Stored data:
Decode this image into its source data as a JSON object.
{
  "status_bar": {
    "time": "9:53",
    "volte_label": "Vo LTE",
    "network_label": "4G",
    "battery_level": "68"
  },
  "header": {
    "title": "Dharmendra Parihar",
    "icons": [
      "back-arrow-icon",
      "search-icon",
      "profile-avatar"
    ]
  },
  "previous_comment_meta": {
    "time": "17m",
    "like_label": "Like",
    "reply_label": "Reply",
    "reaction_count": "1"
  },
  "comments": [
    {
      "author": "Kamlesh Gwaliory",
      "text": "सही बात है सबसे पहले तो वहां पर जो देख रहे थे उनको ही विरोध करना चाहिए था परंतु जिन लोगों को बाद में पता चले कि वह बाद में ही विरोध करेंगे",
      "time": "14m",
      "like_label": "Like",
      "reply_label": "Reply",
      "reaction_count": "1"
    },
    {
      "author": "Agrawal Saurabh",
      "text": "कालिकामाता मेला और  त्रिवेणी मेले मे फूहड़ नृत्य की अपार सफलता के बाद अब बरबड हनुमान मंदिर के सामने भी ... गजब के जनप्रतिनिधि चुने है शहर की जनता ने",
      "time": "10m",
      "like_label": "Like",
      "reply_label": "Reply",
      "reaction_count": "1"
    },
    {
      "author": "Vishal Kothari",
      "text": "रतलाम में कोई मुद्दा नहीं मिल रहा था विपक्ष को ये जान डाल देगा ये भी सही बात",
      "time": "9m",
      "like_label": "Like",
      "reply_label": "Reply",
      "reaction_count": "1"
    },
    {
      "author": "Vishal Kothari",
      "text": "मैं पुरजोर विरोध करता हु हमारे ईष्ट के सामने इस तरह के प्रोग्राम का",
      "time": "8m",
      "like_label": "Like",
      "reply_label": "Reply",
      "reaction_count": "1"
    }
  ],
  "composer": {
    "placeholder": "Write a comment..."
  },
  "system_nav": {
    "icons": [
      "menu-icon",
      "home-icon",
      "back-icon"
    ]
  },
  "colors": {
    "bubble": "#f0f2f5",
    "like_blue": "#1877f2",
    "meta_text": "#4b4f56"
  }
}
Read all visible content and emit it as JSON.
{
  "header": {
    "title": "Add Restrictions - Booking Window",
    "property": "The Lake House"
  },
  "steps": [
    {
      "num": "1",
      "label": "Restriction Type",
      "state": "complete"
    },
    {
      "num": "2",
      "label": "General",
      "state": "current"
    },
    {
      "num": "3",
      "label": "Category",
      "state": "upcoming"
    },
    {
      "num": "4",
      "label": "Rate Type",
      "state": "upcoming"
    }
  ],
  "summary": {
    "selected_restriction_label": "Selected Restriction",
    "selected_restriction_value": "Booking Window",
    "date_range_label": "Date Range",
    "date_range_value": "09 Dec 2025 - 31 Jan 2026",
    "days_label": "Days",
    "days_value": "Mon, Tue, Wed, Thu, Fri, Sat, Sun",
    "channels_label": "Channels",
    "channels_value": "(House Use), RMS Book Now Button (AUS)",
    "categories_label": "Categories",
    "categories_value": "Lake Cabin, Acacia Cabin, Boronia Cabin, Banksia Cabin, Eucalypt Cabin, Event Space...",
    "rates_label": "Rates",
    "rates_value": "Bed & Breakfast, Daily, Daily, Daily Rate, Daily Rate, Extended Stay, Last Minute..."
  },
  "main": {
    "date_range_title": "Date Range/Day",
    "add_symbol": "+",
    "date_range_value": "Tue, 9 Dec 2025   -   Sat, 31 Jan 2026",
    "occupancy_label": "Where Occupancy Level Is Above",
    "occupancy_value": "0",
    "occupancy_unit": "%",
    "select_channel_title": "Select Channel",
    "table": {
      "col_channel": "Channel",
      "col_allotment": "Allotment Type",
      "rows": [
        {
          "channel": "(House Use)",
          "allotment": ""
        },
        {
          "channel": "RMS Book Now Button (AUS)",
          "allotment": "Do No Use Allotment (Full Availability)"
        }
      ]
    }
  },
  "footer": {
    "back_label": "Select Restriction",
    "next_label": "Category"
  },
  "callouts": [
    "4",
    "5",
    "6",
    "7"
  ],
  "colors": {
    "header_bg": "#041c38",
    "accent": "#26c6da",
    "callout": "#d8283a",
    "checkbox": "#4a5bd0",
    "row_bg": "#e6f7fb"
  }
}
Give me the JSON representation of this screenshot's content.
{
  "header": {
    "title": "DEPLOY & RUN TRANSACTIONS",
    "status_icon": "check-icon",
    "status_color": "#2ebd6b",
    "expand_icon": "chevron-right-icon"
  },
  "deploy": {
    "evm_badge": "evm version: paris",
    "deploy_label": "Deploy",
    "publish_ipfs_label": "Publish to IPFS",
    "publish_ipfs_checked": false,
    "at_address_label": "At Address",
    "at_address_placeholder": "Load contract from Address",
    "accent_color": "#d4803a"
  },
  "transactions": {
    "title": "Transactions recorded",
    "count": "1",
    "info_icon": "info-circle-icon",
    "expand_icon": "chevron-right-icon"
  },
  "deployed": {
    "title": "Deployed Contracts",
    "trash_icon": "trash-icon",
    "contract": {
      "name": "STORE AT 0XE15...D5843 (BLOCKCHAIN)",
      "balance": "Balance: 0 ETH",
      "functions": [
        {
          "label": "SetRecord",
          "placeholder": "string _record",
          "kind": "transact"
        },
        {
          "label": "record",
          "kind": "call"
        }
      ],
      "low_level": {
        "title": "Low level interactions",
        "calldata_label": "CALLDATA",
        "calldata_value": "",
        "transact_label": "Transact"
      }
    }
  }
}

> **Exercise description**
Copy all of the material word for word.

> **Complete response**
Decode this image into its source data as a JSON object.
{
  "status_bar": {
    "time": "9:53",
    "volte_label": "Vo LTE",
    "network_label": "4G",
    "battery_level": "68"
  },
  "header": {
    "title": "Dharmendra Parihar",
    "icons": [
      "back-arrow-icon",
      "search-icon",
      "profile-avatar"
    ]
  },
  "previous_comment_meta": {
    "time": "17m",
    "like_label": "Like",
    "reply_label": "Reply",
    "reaction_count": "1"
  },
  "comments": [
    {
      "author": "Kamlesh Gwaliory",
      "text": "सही बात है सबसे पहले तो वहां पर जो देख रहे थे उनको ही विरोध करना चाहिए था परंतु जिन लोगों को बाद में पता चले कि वह बाद में ही विरोध करेंगे",
      "time": "14m",
      "like_label": "Like",
      "reply_label": "Reply",
      "reaction_count": "1"
    },
    {
      "author": "Agrawal Saurabh",
      "text": "कालिकामाता मेला और  त्रिवेणी मेले मे फूहड़ नृत्य की अपार सफलता के बाद अब बरबड हनुमान मंदिर के सामने भी ... गजब के जनप्रतिनिधि चुने है शहर की जनता ने",
      "time": "10m",
      "like_label": "Like",
      "reply_label": "Reply",
      "reaction_count": "1"
    },
    {
      "author": "Vishal Kothari",
      "text": "रतलाम में कोई मुद्दा नहीं मिल रहा था विपक्ष को ये जान डाल देगा ये भी सही बात",
      "time": "9m",
      "like_label": "Like",
      "reply_label": "Reply",
      "reaction_count": "1"
    },
    {
      "author": "Vishal Kothari",
      "text": "मैं पुरजोर विरोध करता हु हमारे ईष्ट के सामने इस तरह के प्रोग्राम का",
      "time": "8m",
      "like_label": "Like",
      "reply_label": "Reply",
      "reaction_count": "1"
    }
  ],
  "composer": {
    "placeholder": "Write a comment..."
  },
  "system_nav": {
    "icons": [
      "menu-icon",
      "home-icon",
      "back-icon"
    ]
  },
  "colors": {
    "bubble": "#f0f2f5",
    "like_blue": "#1877f2",
    "meta_text": "#4b4f56"
  }
}
Read all visible content and emit it as JSON.
{
  "header": {
    "title": "Add Restrictions - Booking Window",
    "property": "The Lake House"
  },
  "steps": [
    {
      "num": "1",
      "label": "Restriction Type",
      "state": "complete"
    },
    {
      "num": "2",
      "label": "General",
      "state": "current"
    },
    {
      "num": "3",
      "label": "Category",
      "state": "upcoming"
    },
    {
      "num": "4",
      "label": "Rate Type",
      "state": "upcoming"
    }
  ],
  "summary": {
    "selected_restriction_label": "Selected Restriction",
    "selected_restriction_value": "Booking Window",
    "date_range_label": "Date Range",
    "date_range_value": "09 Dec 2025 - 31 Jan 2026",
    "days_label": "Days",
    "days_value": "Mon, Tue, Wed, Thu, Fri, Sat, Sun",
    "channels_label": "Channels",
    "channels_value": "(House Use), RMS Book Now Button (AUS)",
    "categories_label": "Categories",
    "categories_value": "Lake Cabin, Acacia Cabin, Boronia Cabin, Banksia Cabin, Eucalypt Cabin, Event Space...",
    "rates_label": "Rates",
    "rates_value": "Bed & Breakfast, Daily, Daily, Daily Rate, Daily Rate, Extended Stay, Last Minute..."
  },
  "main": {
    "date_range_title": "Date Range/Day",
    "add_symbol": "+",
    "date_range_value": "Tue, 9 Dec 2025   -   Sat, 31 Jan 2026",
    "occupancy_label": "Where Occupancy Level Is Above",
    "occupancy_value": "0",
    "occupancy_unit": "%",
    "select_channel_title": "Select Channel",
    "table": {
      "col_channel": "Channel",
      "col_allotment": "Allotment Type",
      "rows": [
        {
          "channel": "(House Use)",
          "allotment": ""
        },
        {
          "channel": "RMS Book Now Button (AUS)",
          "allotment": "Do No Use Allotment (Full Availability)"
        }
      ]
    }
  },
  "footer": {
    "back_label": "Select Restriction",
    "next_label": "Category"
  },
  "callouts": [
    "4",
    "5",
    "6",
    "7"
  ],
  "colors": {
    "header_bg": "#041c38",
    "accent": "#26c6da",
    "callout": "#d8283a",
    "checkbox": "#4a5bd0",
    "row_bg": "#e6f7fb"
  }
}
Give me the JSON representation of this screenshot's content.
{
  "header": {
    "title": "DEPLOY & RUN TRANSACTIONS",
    "status_icon": "check-icon",
    "status_color": "#2ebd6b",
    "expand_icon": "chevron-right-icon"
  },
  "deploy": {
    "evm_badge": "evm version: paris",
    "deploy_label": "Deploy",
    "publish_ipfs_label": "Publish to IPFS",
    "publish_ipfs_checked": false,
    "at_address_label": "At Address",
    "at_address_placeholder": "Load contract from Address",
    "accent_color": "#d4803a"
  },
  "transactions": {
    "title": "Transactions recorded",
    "count": "1",
    "info_icon": "info-circle-icon",
    "expand_icon": "chevron-right-icon"
  },
  "deployed": {
    "title": "Deployed Contracts",
    "trash_icon": "trash-icon",
    "contract": {
      "name": "STORE AT 0XE15...D5843 (BLOCKCHAIN)",
      "balance": "Balance: 0 ETH",
      "functions": [
        {
          "label": "SetRecord",
          "placeholder": "string _record",
          "kind": "transact"
        },
        {
          "label": "record",
          "kind": "call"
        }
      ],
      "low_level": {
        "title": "Low level interactions",
        "calldata_label": "CALLDATA",
        "calldata_value": "",
        "transact_label": "Transact"
      }
    }
  }
}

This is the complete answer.